# What you are asked to do
Reproduce all entries word for word.

** Begin Raw data **

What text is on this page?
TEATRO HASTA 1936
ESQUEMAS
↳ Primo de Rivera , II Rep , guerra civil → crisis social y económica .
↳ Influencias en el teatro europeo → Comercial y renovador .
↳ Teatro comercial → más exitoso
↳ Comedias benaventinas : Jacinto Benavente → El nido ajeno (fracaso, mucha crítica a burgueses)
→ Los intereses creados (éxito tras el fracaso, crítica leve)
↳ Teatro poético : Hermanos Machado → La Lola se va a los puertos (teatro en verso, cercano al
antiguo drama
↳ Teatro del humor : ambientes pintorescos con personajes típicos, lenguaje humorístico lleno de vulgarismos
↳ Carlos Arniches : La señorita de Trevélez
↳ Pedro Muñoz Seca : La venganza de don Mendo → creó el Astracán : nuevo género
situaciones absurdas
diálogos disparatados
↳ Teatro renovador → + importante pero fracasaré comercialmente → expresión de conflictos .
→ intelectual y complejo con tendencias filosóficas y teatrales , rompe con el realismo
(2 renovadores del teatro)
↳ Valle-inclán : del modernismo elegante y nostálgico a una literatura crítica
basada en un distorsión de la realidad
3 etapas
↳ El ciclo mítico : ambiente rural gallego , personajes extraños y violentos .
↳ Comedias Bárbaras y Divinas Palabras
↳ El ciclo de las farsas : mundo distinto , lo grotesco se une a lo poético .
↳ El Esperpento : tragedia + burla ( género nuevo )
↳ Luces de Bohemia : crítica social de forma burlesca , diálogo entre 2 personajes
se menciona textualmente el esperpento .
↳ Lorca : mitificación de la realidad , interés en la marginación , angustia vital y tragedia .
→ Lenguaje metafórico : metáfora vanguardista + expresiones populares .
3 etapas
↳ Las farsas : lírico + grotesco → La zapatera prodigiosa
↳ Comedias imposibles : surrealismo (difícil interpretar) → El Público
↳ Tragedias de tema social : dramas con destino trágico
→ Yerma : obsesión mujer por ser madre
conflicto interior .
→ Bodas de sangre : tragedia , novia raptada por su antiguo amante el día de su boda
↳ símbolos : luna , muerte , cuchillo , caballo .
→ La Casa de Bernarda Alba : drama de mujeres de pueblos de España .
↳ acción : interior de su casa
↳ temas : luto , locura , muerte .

** End Raw data **

# Result of this task
What text is on this page?
TEATRO HASTA 1936
ESQUEMAS
↳ Primo de Rivera , II Rep , guerra civil → crisis social y económica .
↳ Influencias en el teatro europeo → Comercial y renovador .
↳ Teatro comercial → más exitoso
↳ Comedias benaventinas : Jacinto Benavente → El nido ajeno (fracaso, mucha crítica a burgueses)
→ Los intereses creados (éxito tras el fracaso, crítica leve)
↳ Teatro poético : Hermanos Machado → La Lola se va a los puertos (teatro en verso, cercano al
antiguo drama
↳ Teatro del humor : ambientes pintorescos con personajes típicos, lenguaje humorístico lleno de vulgarismos
↳ Carlos Arniches : La señorita de Trevélez
↳ Pedro Muñoz Seca : La venganza de don Mendo → creó el Astracán : nuevo género
situaciones absurdas
diálogos disparatados
↳ Teatro renovador → + importante pero fracasaré comercialmente → expresión de conflictos .
→ intelectual y complejo con tendencias filosóficas y teatrales , rompe con el realismo
(2 renovadores del teatro)
↳ Valle-inclán : del modernismo elegante y nostálgico a una literatura crítica
basada en un distorsión de la realidad
3 etapas
↳ El ciclo mítico : ambiente rural gallego , personajes extraños y violentos .
↳ Comedias Bárbaras y Divinas Palabras
↳ El ciclo de las farsas : mundo distinto , lo grotesco se une a lo poético .
↳ El Esperpento : tragedia + burla ( género nuevo )
↳ Luces de Bohemia : crítica social de forma burlesca , diálogo entre 2 personajes
se menciona textualmente el esperpento .
↳ Lorca : mitificación de la realidad , interés en la marginación , angustia vital y tragedia .
→ Lenguaje metafórico : metáfora vanguardista + expresiones populares .
3 etapas
↳ Las farsas : lírico + grotesco → La zapatera prodigiosa
↳ Comedias imposibles : surrealismo (difícil interpretar) → El Público
↳ Tragedias de tema social : dramas con destino trágico
→ Yerma : obsesión mujer por ser madre
conflicto interior .
→ Bodas de sangre : tragedia , novia raptada por su antiguo amante el día de su boda
↳ símbolos : luna , muerte , cuchillo , caballo .
→ La Casa de Bernarda Alba : drama de mujeres de pueblos de España .
↳ acción : interior de su casa
↳ temas : luto , locura , muerte .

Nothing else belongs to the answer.